DIRECTIONS FOR THIS TASK:
Check each line of the listing below for the string "heat", and copy the ones that have it.

(Collected data entries)

____________

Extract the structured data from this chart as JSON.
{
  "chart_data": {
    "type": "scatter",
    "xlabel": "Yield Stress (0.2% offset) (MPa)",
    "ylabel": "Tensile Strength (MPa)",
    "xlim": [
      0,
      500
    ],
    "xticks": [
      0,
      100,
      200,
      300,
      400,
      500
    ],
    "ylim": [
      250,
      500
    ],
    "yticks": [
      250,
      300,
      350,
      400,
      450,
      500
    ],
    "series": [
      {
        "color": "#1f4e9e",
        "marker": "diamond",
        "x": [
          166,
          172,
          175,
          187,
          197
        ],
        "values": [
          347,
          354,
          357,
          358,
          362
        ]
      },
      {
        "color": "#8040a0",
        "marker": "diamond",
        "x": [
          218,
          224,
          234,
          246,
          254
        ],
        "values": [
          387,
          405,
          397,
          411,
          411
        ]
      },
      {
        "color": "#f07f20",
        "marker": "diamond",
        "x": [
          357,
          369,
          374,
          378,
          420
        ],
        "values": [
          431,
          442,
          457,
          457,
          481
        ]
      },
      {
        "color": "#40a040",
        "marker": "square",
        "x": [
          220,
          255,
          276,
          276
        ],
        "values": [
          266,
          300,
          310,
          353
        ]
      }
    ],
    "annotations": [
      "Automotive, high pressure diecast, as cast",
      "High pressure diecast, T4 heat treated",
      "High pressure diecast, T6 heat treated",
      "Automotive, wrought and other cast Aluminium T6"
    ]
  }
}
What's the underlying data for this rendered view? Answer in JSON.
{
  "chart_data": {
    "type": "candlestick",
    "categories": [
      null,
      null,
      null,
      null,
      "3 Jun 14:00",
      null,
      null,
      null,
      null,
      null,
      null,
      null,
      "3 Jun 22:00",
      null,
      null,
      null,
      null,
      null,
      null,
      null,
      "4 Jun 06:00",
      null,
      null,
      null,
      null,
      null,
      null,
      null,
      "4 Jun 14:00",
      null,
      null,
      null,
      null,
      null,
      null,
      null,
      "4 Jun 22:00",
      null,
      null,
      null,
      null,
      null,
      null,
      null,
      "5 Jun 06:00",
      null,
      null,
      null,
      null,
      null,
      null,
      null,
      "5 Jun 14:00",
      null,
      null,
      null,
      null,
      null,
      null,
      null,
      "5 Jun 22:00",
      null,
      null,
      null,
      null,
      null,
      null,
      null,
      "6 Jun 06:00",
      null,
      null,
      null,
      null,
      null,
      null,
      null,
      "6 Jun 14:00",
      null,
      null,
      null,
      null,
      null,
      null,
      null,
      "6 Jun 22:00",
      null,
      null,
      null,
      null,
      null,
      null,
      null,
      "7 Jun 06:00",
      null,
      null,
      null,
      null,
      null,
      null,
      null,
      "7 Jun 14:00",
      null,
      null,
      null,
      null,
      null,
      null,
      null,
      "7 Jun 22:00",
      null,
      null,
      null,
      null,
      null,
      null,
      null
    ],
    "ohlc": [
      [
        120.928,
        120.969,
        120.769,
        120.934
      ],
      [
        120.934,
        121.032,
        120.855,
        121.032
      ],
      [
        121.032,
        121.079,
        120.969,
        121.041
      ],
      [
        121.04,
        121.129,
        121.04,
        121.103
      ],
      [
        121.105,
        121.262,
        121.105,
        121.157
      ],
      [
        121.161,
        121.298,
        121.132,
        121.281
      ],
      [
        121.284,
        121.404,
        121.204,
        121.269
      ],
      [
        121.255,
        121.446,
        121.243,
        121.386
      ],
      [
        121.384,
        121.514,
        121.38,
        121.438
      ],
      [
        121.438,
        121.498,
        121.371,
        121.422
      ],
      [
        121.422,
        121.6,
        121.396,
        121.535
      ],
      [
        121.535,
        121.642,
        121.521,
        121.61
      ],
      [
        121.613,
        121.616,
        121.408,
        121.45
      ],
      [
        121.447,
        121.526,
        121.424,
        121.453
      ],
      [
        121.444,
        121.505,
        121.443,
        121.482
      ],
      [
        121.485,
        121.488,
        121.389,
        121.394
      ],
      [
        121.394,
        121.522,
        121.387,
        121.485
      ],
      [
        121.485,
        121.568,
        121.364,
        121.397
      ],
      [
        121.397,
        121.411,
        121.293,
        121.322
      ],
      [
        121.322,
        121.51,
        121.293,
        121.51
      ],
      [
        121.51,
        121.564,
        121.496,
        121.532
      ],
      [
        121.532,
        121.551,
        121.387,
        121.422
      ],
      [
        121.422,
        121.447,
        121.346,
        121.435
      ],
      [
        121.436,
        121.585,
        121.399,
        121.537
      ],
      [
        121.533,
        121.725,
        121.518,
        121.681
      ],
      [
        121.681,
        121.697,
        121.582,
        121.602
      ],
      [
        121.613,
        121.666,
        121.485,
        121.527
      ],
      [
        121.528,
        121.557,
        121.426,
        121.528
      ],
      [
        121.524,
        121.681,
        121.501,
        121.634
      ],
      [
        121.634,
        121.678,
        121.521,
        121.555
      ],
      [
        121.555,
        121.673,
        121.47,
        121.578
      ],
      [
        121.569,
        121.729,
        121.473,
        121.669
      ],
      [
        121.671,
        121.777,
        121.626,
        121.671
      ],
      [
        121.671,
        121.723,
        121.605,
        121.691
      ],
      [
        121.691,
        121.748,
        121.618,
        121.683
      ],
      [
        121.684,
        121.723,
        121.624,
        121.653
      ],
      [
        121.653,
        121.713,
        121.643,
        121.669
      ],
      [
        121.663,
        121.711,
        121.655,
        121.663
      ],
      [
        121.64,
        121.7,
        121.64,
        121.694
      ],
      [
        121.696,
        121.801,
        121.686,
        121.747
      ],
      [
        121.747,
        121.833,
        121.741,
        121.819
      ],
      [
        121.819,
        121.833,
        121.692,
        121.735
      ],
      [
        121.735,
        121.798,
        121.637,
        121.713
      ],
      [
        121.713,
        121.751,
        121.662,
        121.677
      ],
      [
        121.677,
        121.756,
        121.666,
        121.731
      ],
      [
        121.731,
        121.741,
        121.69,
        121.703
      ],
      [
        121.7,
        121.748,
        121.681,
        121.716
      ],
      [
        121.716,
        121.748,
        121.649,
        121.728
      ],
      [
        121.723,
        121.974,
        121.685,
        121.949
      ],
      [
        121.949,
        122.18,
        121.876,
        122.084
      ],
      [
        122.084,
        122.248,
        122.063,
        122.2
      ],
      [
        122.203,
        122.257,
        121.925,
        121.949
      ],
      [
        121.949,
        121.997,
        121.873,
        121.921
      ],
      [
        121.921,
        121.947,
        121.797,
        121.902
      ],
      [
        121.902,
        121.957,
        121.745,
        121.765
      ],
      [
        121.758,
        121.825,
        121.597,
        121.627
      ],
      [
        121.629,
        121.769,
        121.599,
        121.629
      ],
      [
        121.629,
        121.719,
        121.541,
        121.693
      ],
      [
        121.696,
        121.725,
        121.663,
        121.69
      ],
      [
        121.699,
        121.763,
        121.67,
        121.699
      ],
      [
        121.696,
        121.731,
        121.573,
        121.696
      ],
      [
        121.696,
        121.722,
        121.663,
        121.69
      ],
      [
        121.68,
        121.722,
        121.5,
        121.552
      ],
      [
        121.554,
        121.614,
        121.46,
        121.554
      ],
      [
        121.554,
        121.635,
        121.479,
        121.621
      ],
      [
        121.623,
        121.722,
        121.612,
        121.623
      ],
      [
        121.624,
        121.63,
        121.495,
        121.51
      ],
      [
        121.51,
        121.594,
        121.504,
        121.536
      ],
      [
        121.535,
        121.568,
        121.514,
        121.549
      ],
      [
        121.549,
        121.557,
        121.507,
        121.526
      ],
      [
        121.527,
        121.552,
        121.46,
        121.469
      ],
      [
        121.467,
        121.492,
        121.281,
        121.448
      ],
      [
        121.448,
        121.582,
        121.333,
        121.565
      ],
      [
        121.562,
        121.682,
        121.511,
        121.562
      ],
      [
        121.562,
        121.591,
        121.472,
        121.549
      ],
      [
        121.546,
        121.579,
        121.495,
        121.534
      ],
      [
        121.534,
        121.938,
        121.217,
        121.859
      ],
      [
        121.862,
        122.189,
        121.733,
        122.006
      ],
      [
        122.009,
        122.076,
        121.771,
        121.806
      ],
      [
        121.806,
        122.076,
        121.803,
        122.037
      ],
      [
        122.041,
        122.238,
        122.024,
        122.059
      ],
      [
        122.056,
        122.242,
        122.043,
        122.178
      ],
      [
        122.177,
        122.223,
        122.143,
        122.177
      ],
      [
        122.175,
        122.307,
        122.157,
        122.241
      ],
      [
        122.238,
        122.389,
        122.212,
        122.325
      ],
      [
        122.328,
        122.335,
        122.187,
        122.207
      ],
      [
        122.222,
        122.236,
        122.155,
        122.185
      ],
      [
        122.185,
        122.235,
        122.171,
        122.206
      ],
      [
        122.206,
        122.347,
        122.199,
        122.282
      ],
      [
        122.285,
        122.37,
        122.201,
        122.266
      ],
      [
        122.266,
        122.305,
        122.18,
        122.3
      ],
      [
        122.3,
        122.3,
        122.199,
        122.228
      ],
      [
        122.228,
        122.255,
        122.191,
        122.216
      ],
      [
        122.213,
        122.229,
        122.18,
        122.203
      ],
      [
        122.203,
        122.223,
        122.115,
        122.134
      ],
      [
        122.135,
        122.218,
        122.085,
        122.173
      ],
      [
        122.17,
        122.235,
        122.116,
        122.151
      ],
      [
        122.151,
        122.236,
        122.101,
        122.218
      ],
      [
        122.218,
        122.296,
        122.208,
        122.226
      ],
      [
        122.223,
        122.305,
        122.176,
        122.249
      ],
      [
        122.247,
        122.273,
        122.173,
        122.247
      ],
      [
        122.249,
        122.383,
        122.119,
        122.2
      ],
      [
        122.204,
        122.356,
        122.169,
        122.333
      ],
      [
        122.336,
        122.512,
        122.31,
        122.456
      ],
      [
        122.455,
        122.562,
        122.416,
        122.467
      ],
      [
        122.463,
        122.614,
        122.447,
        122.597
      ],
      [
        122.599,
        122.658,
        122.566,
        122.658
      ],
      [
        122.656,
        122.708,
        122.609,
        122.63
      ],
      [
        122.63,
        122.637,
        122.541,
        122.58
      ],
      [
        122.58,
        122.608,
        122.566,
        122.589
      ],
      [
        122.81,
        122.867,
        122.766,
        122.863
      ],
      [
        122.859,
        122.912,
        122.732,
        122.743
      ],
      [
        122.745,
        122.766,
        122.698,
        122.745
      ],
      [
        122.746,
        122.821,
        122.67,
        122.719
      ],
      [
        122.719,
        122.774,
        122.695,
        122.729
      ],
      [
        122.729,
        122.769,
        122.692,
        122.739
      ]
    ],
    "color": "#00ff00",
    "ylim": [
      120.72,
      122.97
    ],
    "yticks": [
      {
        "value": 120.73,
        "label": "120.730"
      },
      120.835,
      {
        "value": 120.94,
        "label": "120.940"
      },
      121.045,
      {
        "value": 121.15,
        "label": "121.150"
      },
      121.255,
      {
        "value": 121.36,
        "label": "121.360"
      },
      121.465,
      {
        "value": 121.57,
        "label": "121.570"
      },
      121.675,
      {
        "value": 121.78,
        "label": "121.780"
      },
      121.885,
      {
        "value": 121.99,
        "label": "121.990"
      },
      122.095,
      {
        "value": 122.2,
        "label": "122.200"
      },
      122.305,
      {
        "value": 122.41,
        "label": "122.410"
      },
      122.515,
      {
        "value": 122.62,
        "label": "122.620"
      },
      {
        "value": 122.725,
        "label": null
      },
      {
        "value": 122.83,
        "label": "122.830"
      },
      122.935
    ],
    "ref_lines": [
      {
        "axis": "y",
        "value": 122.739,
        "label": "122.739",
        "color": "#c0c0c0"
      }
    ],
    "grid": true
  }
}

____________

REPLY TO THE TASK:
      "High pressure diecast, T4 heat treated",
      "High pressure diecast, T6 heat treated",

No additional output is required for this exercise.